DATA SUPPLIED:
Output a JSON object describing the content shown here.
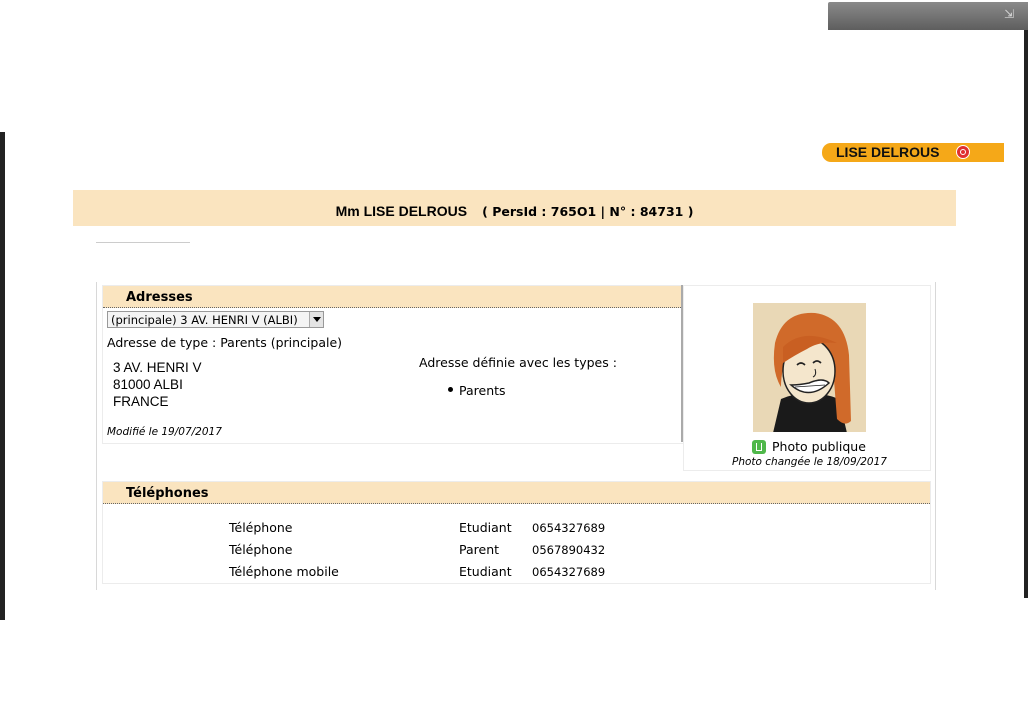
{
  "user": {
    "name": "LISE DELROUS"
  },
  "header": {
    "name": "Mm LISE DELROUS",
    "ids": "( PersId : 765O1 | N° : 84731 )"
  },
  "addresses": {
    "title": "Adresses",
    "selected_option": "(principale)  3 AV. HENRI V (ALBI)",
    "type_label": "Adresse de type : Parents (principale)",
    "lines": [
      "3 AV. HENRI V",
      "81000 ALBI",
      "FRANCE"
    ],
    "modified": "Modifié le 19/07/2017",
    "types_heading": "Adresse définie avec les types :",
    "types": [
      "Parents"
    ]
  },
  "photo": {
    "public_label": "Photo publique",
    "changed": "Photo changée le 18/09/2017"
  },
  "phones": {
    "title": "Téléphones",
    "rows": [
      {
        "type": "Téléphone",
        "owner": "Etudiant",
        "number": "0654327689"
      },
      {
        "type": "Téléphone",
        "owner": "Parent",
        "number": "0567890432"
      },
      {
        "type": "Téléphone mobile",
        "owner": "Etudiant",
        "number": "0654327689"
      }
    ]
  },
  "colors": {
    "band": "#fae4bf",
    "badge": "#f5a818"
  },
  "icons": {
    "logout": "logout-icon",
    "expand": "expand-arrow-icon",
    "public_photo": "thumbs-up-icon"
  }
}
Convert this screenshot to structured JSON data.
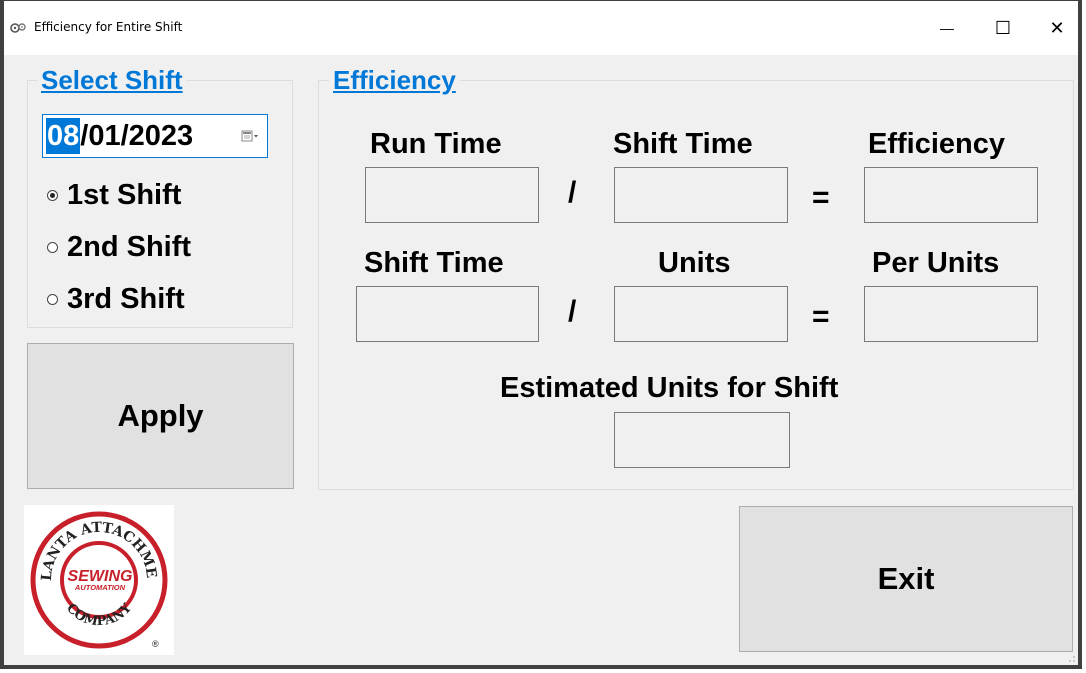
{
  "window": {
    "title": "Efficiency for Entire Shift",
    "minimize": "—",
    "maximize": "☐",
    "close": "✕"
  },
  "select_shift": {
    "title": "Select Shift",
    "date_month": "08",
    "date_rest": "/01/2023",
    "options": [
      {
        "label": "1st Shift",
        "checked": true
      },
      {
        "label": "2nd Shift",
        "checked": false
      },
      {
        "label": "3rd Shift",
        "checked": false
      }
    ]
  },
  "apply_label": "Apply",
  "exit_label": "Exit",
  "efficiency": {
    "title": "Efficiency",
    "row1": {
      "a": "Run Time",
      "b": "Shift Time",
      "c": "Efficiency"
    },
    "row2": {
      "a": "Shift Time",
      "b": "Units",
      "c": "Per Units"
    },
    "divide": "/",
    "equals": "=",
    "estimated_label": "Estimated Units for Shift",
    "fields": {
      "run_time": "",
      "shift_time": "",
      "efficiency": "",
      "shift_time2": "",
      "units": "",
      "per_units": "",
      "estimated_units": ""
    }
  },
  "logo": {
    "text_top": "ATLANTA ATTACHMENT",
    "text_bottom": "COMPANY",
    "center_line1": "SEWING",
    "center_line2": "AUTOMATION",
    "registered": "®",
    "colors": {
      "ring": "#c8202a",
      "text": "#222222"
    }
  }
}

PROMPT: Quote the records above exactly, leaving out any pictures.

FINAL RESULT:
Output a JSON object describing the content shown here.
{
  "user": {
    "name": "LISE DELROUS"
  },
  "header": {
    "name": "Mm LISE DELROUS",
    "ids": "( PersId : 765O1 | N° : 84731 )"
  },
  "addresses": {
    "title": "Adresses",
    "selected_option": "(principale)  3 AV. HENRI V (ALBI)",
    "type_label": "Adresse de type : Parents (principale)",
    "lines": [
      "3 AV. HENRI V",
      "81000 ALBI",
      "FRANCE"
    ],
    "modified": "Modifié le 19/07/2017",
    "types_heading": "Adresse définie avec les types :",
    "types": [
      "Parents"
    ]
  },
  "photo": {
    "public_label": "Photo publique",
    "changed": "Photo changée le 18/09/2017"
  },
  "phones": {
    "title": "Téléphones",
    "rows": [
      {
        "type": "Téléphone",
        "owner": "Etudiant",
        "number": "0654327689"
      },
      {
        "type": "Téléphone",
        "owner": "Parent",
        "number": "0567890432"
      },
      {
        "type": "Téléphone mobile",
        "owner": "Etudiant",
        "number": "0654327689"
      }
    ]
  },
  "colors": {
    "band": "#fae4bf",
    "badge": "#f5a818"
  },
  "icons": {
    "logout": "logout-icon",
    "expand": "expand-arrow-icon",
    "public_photo": "thumbs-up-icon"
  }
}
Convert this screenshot to structured JSON data.
{
  "window": {
    "title": "Efficiency for Entire Shift",
    "minimize": "—",
    "maximize": "☐",
    "close": "✕"
  },
  "select_shift": {
    "title": "Select Shift",
    "date_month": "08",
    "date_rest": "/01/2023",
    "options": [
      {
        "label": "1st Shift",
        "checked": true
      },
      {
        "label": "2nd Shift",
        "checked": false
      },
      {
        "label": "3rd Shift",
        "checked": false
      }
    ]
  },
  "apply_label": "Apply",
  "exit_label": "Exit",
  "efficiency": {
    "title": "Efficiency",
    "row1": {
      "a": "Run Time",
      "b": "Shift Time",
      "c": "Efficiency"
    },
    "row2": {
      "a": "Shift Time",
      "b": "Units",
      "c": "Per Units"
    },
    "divide": "/",
    "equals": "=",
    "estimated_label": "Estimated Units for Shift",
    "fields": {
      "run_time": "",
      "shift_time": "",
      "efficiency": "",
      "shift_time2": "",
      "units": "",
      "per_units": "",
      "estimated_units": ""
    }
  },
  "logo": {
    "text_top": "ATLANTA ATTACHMENT",
    "text_bottom": "COMPANY",
    "center_line1": "SEWING",
    "center_line2": "AUTOMATION",
    "registered": "®",
    "colors": {
      "ring": "#c8202a",
      "text": "#222222"
    }
  }
}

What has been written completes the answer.